• _Work order 1_
In the agent workflow text, to which file is the workflow state saved after each phase?
• _Work order 2_
Decide whether each statement agrees with the agent workflow text, answering yes or no and quoting the deciding words: (a) Each phase begins with a cleared instruction history. (b) The files in .memory/ can be edited by hand. (c) Dry-run mode executes the full workflow.

• _Text_
LLM instruction history is maintained by ClaudeProvider across all prompts within a phase. Each phase starts with a cleared history (clearContext() is called at phase boundaries). The history includes:
- system prompt (agent role, rules, coding standards, safety constraints)
- task description
- all PLAN prompts sent to Claude
- all Claude responses (planned actions, reflections)
- tool results fed back as user-turn messages
This full message history is visible in the agent state's observations and is logged per-iteration.
Workflow State File
The workflow state is persisted to .aes/state/<spec-name>.json after each phase. This file is used for crash recovery and can be inspected to see the current phase and history.
cat .aes/state/tool-system.jsonStructure:
{
"specName": "tool-system",
"currentPhase": "IMPLEMENTATION",
"completedPhases": ["SPEC_INIT", "REQUIREMENTS", "DESIGN", "VALIDATE_DESIGN", "TASK_GENERATION"],
"startedAt": "2026-03-15T05:00:00.000Z",
"updatedAt": "2026-03-15T05:09:00.000Z"
}Memory Files
The agent accumulates knowledge in .memory/:
| File | Description |
|---|---|
.memory/project_rules.md | Coding conventions and architectural decisions |
.memory/coding_patterns.md | Recurring implementation approaches |
.memory/review_feedback.md | Feedback from previous review cycles |
.memory/failure_records/ | Structured failure records from self-healing loop |
These files are human-readable and can be inspected or manually edited to correct agent behavior.
Debugging Tips
Run in dry-run mode first
aes run <spec-name> --dry-runValidates configuration and spec artifacts without executing the workflow. Catches missing config or missing spec files before a full run.

• _Extracted records_
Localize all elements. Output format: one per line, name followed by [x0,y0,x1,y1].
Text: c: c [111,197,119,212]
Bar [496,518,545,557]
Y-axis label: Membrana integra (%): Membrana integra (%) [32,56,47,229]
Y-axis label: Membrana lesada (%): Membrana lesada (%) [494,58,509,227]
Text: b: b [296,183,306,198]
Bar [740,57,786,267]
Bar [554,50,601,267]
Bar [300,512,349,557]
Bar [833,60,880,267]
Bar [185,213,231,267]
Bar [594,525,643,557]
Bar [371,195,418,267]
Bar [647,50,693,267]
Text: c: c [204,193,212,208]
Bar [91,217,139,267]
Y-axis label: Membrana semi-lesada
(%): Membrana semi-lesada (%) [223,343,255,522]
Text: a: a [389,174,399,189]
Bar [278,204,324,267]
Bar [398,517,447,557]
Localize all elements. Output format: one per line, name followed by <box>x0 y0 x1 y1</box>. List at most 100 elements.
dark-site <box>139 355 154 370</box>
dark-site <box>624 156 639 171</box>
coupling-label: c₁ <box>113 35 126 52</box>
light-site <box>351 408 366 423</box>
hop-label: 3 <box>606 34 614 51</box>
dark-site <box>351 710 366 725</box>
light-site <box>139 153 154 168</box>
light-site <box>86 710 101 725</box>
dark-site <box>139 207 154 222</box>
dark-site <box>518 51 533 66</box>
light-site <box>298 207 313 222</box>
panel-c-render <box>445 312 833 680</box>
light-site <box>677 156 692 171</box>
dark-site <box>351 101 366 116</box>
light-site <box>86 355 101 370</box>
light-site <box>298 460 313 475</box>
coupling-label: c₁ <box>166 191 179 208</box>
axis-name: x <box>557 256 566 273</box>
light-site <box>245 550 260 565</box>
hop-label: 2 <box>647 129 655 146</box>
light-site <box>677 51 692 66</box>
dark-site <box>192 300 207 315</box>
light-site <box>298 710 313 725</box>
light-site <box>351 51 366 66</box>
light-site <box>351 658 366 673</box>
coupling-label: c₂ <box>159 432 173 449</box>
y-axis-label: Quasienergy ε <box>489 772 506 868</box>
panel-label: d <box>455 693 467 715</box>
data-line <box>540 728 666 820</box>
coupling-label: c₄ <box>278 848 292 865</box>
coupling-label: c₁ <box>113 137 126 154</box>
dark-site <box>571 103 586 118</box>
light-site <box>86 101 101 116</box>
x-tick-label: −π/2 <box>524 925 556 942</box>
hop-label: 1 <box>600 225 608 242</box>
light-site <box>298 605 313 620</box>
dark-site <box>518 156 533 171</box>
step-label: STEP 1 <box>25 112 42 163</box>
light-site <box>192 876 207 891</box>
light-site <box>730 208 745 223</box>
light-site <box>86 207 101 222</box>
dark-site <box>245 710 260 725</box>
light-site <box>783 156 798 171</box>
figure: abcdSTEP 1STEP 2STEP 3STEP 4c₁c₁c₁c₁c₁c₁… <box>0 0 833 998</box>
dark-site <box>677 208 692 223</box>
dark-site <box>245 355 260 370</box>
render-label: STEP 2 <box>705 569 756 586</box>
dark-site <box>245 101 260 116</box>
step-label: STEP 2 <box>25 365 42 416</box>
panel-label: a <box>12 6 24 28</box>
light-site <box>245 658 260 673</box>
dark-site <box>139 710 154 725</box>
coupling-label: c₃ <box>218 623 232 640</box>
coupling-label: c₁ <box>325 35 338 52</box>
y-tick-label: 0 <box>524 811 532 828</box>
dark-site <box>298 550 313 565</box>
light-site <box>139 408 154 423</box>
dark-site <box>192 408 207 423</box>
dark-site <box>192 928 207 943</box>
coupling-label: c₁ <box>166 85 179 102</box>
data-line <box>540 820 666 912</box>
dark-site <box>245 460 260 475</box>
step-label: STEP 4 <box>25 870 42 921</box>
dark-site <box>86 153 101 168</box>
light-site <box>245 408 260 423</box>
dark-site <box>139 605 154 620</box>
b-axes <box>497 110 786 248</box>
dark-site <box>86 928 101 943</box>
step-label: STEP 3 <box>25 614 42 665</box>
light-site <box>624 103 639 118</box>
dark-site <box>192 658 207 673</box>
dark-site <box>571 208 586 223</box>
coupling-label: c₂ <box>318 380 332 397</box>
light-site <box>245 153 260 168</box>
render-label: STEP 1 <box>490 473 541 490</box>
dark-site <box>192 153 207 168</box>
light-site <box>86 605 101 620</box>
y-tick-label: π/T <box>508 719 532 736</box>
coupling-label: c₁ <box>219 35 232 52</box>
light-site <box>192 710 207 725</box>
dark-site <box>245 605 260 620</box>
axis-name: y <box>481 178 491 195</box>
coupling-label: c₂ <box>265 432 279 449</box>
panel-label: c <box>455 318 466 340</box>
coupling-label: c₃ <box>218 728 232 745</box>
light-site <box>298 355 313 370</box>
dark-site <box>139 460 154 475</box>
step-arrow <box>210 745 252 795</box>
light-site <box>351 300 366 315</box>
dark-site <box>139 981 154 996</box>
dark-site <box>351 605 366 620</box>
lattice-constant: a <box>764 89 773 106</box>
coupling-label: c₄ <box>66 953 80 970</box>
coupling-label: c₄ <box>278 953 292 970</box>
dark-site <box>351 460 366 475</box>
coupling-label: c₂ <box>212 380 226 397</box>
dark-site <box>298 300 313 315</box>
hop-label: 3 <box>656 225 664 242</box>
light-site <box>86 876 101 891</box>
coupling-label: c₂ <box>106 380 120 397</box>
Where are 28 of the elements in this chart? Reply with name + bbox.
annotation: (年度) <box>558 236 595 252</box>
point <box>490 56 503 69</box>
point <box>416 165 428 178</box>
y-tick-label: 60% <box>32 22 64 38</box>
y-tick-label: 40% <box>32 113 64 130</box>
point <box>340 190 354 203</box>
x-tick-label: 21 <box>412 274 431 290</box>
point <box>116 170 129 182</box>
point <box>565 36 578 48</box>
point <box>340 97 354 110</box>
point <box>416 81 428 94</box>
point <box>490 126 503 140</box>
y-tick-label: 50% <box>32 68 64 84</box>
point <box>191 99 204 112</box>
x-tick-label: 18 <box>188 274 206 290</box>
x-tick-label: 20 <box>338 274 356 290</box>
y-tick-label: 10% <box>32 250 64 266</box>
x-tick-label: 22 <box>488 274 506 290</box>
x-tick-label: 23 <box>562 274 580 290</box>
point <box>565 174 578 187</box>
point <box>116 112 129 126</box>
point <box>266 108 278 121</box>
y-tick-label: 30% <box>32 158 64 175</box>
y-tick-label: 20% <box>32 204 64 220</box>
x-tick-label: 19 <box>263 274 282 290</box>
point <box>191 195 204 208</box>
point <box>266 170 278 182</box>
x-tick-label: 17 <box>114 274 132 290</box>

• _Result 1_
.aes/state/<spec-name>.json

• _Result 2_
(a) Yes: "Each phase starts with a cleared history (clearContext() is called at phase boundaries)."
(b) Yes: "These files are human-readable and can be inspected or manually edited to correct agent behavior."
(c) No: "Validates configuration and spec artifacts without executing the workflow."